### Страница
--*--

В конце мая 1940 года, еще до того как его назначение было одобрено, Криппс вылетел в Москву. Опасаясь, что Гитлер может догадаться о назревающем дипломатическом потеплении в отношениях с Лондоном, Кремль настоял, чтобы британскому эмиссару не присваивали статус «какого-то специального небесного посланника», ограничившись статусом обычного посла. Но его дорога в Москву вовсе не была обычной. Чтобы избежать встречи с немецкими истребителями, патрулировавшими со своих недавно приобретенных баз в Норвегии прямой маршрут между Лондоном и Москвой, Криппс летел через Афины. По пути он едва не погиб, когда его самолет попал в шторм, пережил удар молнии и перевернулся в воздухе. Это было недобрым предзнаменованием.
Когда Криппс прибыл в Москву 12 июня, его приезд прошел без фанфар и официальной церемонии. В аэропорту его встречали лишь сотрудники посольства и служебный «роллс-ройс». Здание самого посольства величественно возвышалось на берегу Москвы-реки, откуда открывался вид на нарядные башни и шпили Красной площади и Кремля. Построенный с размахом, который не вызывал у Криппса никакого эстетического наслаждения, его новый дом выглядел мрачным и был обставлен уродливой и неудобной мебелью. Его приводила в уныние даже мысль о том, сколько усилий потребуется, чтобы превратить его в уютное обиталище. Питание тоже стало проблемой. Будучи убежденным вегетарианцем и трезвенником, он удрученно заметил: «Кажется, моя жизнь будет весьма дорогой и трудной, ведь овощи здесь почти невозможно найти, а с фруктами дело обстоит еще хуже». Но это было лишь самым началом ожидавших его разочарований. Хотя кулинарные трудности вскоре решились без особого труда, выполнить дипломатические задачи, которые он перед собой поставил, оказалось гораздо сложнее.

--*--

### Записи данных
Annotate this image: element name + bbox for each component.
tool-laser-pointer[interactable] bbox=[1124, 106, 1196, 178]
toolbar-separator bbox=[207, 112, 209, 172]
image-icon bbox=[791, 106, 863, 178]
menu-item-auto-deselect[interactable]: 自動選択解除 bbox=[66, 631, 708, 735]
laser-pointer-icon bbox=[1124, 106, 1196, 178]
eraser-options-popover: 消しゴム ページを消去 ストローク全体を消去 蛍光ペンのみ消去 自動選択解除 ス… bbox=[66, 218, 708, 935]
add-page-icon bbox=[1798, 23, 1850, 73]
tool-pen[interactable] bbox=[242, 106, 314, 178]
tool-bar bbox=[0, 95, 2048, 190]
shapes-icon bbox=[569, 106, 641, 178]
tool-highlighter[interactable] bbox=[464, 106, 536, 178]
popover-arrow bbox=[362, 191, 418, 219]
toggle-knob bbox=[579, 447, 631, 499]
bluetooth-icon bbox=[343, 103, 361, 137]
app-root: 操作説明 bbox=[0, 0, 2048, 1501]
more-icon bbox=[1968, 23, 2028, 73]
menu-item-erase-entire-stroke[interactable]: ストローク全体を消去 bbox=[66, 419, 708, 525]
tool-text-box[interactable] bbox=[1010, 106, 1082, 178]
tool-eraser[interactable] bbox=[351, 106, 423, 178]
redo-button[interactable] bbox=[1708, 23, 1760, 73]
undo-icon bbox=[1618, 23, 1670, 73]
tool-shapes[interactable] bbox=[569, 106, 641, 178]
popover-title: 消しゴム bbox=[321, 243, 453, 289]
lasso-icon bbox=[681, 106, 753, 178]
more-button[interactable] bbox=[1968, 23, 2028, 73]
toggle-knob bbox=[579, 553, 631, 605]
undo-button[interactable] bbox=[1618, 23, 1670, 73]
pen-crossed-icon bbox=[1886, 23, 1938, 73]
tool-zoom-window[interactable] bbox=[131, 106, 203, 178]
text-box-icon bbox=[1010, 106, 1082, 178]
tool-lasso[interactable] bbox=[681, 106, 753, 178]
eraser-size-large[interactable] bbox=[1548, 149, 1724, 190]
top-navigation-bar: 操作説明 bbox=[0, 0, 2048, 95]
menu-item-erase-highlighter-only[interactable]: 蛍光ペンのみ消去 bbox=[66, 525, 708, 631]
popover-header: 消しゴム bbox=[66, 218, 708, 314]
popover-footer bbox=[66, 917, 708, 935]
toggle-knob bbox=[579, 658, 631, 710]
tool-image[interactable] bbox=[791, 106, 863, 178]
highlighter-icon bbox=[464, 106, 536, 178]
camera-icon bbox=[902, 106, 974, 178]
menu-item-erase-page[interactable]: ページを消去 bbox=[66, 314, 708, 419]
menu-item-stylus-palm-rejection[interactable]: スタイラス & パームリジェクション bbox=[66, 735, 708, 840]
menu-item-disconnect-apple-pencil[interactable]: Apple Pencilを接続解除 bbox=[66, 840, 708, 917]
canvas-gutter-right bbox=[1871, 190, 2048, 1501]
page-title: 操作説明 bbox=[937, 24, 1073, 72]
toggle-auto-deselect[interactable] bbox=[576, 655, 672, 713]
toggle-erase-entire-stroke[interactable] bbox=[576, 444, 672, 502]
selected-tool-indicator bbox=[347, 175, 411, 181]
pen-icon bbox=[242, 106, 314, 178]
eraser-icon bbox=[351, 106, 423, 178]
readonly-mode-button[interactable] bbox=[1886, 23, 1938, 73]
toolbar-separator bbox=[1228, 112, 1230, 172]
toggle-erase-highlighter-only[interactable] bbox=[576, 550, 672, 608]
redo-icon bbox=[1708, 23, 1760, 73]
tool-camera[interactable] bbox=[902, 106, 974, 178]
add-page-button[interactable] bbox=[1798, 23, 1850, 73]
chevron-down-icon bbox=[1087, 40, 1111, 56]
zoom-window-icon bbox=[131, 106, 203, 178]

--*--

### Что сделать
1. Ответьте по тексту о Криппсе на вопросы:
(a) Через какой город Криппс летел в Москву?
(b) Какого числа он прибыл в Москву?
(c) Кто встречал его в аэропорту?
2. Перескажите в виде списка абзац текста о Криппсе, начинающийся словами «Когда Криппс прибыл в Москву 12 июня». Сохраните главные факты.
3. Продолжите текст о Криппсе с того места, на котором он заканчивается.
Материалы представлены отдельно и к тексту не относятся.

### Разобранные задания
1.
(a) Через Афины.
(b) 12 июня.
(c) Сотрудники посольства.

2.
- Криппс прибыл в Москву 12 июня без фанфар и официальной церемонии. В аэропорту его встречали лишь сотрудники посольства и служебный «роллс-ройс».
- Посольство стояло на берегу Москвы-реки, и из него открывался вид на Красную площадь и Кремль.
- Здание казалось Криппсу мрачным, мебель в нем была уродливой и неудобной. Одна мысль о его обустройстве приводила его в уныние.
- Криппс был вегетарианцем и трезвенником, поэтому питание стало для него проблемой: овощей и фруктов почти не было.
- Кулинарные трудности вскоре решились, а выполнить дипломатические задачи оказалось гораздо сложнее.

3.
Чтобы подчеркнуть важность миссии Криппса, Черчилль написал свое первое письмо советскому лидеру. Обращаясь к нему «мсье Сталин», он подчеркивал, что «в настоящее время, когда лицо Европы меняется с каждым часом», глубокие политические разногласия между Великобританией и СССР не должны мешать «тому, чтобы отношения между нашими двумя странами в международной сфере были гармоничными и взаимно выгодными» в целях совместного противостояния угрозе германской «гегемонии» над континентом. Ответа он не получил. Это само по себе говорило о многом. В области дипломатии Сталин пока что не собирался переходить на другую сторону.
Несколько дней спустя, после короткой формальной встречи с Молотовым, новый посол в Кремле вручил письмо Черчилля Сталину. Не очень дружелюбная встреча длилась почти три часа. В ходе «предельно откровенной дискуссии» Сталин подчеркнул, что Советский Союз не чувствует угрозы со стороны Германии и что он не может пойти на «восстановление прежнего равновесия» с Великобританией. Собеседники не увидят друг друга еще целый год. Последующие просьбы Криппса о встрече на высоком уровне с членами Политбюро также будут отклонены.
Ближе всего к кремлевским коридорам власти ему удалось подобраться через три месяца после прибытия, когда он получил аудиенцию у заместителя Молотова Андрея Вышинского, чье влияние уже сошло на нет, хотя он и сыграл главную роль в кровавых показательных процессах 1930-х годов. «Самым большим потрясением (!) вчерашнего дня, – сухо заметил Криппс, – был очень долгий разговор с Вышинским, который состоялся под вечер». Будучи по профессии юристами, оба собеседника быстро нашли общий язык, способствующий налаживанию близких отношений, но, несмотря на это, их встречи ни к чему заметному не привели. К крайнему разочарованию Криппса, его расписание состояло лишь из дежурных дипломатических мероприятий: цикла коктейльных раутов, официальных обедов и «встреч один на один» с коллегами-послами, на которых перемывались косточки, обсуждались слухи, сплетни и крупицы разведывательной информации, которые попадали им в руки.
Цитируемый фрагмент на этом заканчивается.